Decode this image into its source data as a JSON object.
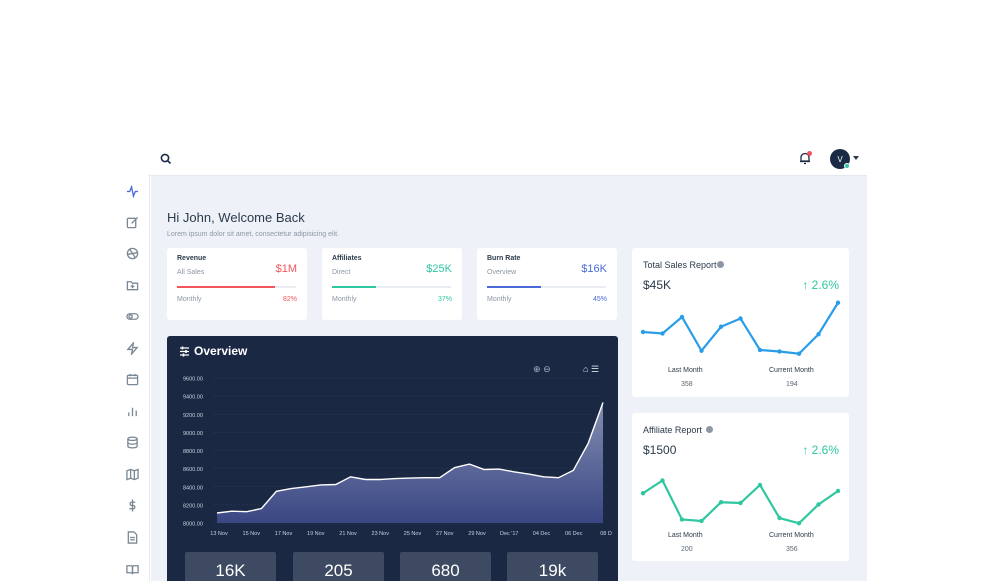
{
  "topbar": {
    "avatar_initial": "V"
  },
  "sidebar": {
    "icons": [
      "activity-icon",
      "edit-icon",
      "aperture-icon",
      "folder-plus-icon",
      "toggle-icon",
      "zap-icon",
      "calendar-icon",
      "bar-chart-icon",
      "database-icon",
      "map-icon",
      "dollar-icon",
      "file-text-icon",
      "book-icon"
    ],
    "active": "activity-icon"
  },
  "welcome": {
    "title": "Hi John, Welcome Back",
    "subtitle": "Lorem ipsum dolor sit amet, consectetur adipisicing elit."
  },
  "stats": [
    {
      "title": "Revenue",
      "sub": "All Sales",
      "value": "$1M",
      "period": "Monthly",
      "percent_label": "82%",
      "percent": 0.82,
      "color": "#f2545b"
    },
    {
      "title": "Affiliates",
      "sub": "Direct",
      "value": "$25K",
      "period": "Monthly",
      "percent_label": "37%",
      "percent": 0.37,
      "color": "#2ec7a0"
    },
    {
      "title": "Burn Rate",
      "sub": "Overview",
      "value": "$16K",
      "period": "Monthly",
      "percent_label": "45%",
      "percent": 0.45,
      "color": "#4a6ad8"
    }
  ],
  "overview": {
    "title": "Overview",
    "tiles": [
      "16K",
      "205",
      "680",
      "19k"
    ],
    "chart_data": {
      "type": "area",
      "title": "Overview",
      "y_ticks": [
        "9600.00",
        "9400.00",
        "9200.00",
        "9000.00",
        "8800.00",
        "8600.00",
        "8400.00",
        "8200.00",
        "8000.00"
      ],
      "ylim": [
        8000,
        9600
      ],
      "x_ticks": [
        "13 Nov",
        "15 Nov",
        "17 Nov",
        "19 Nov",
        "21 Nov",
        "23 Nov",
        "25 Nov",
        "27 Nov",
        "29 Nov",
        "Dec '17",
        "04 Dec",
        "06 Dec",
        "08 D"
      ],
      "values": [
        8110,
        8130,
        8125,
        8160,
        8350,
        8380,
        8400,
        8420,
        8425,
        8510,
        8480,
        8480,
        8490,
        8495,
        8500,
        8500,
        8610,
        8650,
        8590,
        8595,
        8565,
        8540,
        8510,
        8500,
        8580,
        8880,
        9330
      ],
      "grid": true
    }
  },
  "sales_report": {
    "title": "Total Sales Report",
    "value": "$45K",
    "change": "↑ 2.6%",
    "left_label": "Last Month",
    "left_value": "358",
    "right_label": "Current Month",
    "right_value": "194",
    "color": "#2a9de8",
    "chart_data": {
      "type": "line",
      "values": [
        40,
        38,
        60,
        15,
        47,
        58,
        16,
        14,
        11,
        37,
        79
      ]
    }
  },
  "affiliate_report": {
    "title": "Affiliate Report",
    "value": "$1500",
    "change": "↑ 2.6%",
    "left_label": "Last Month",
    "left_value": "200",
    "right_label": "Current Month",
    "right_value": "356",
    "color": "#2ec7a0",
    "chart_data": {
      "type": "line",
      "values": [
        45,
        62,
        10,
        8,
        33,
        32,
        56,
        12,
        5,
        30,
        48
      ]
    }
  }
}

=======

# BRIEF
Copy each line of the records containing the string "color".

# CORRECT OUTPUT
      "color": "#f2545b"
      "color": "#2ec7a0"
      "color": "#4a6ad8"
    "color": "#2a9de8",
    "color": "#2ec7a0",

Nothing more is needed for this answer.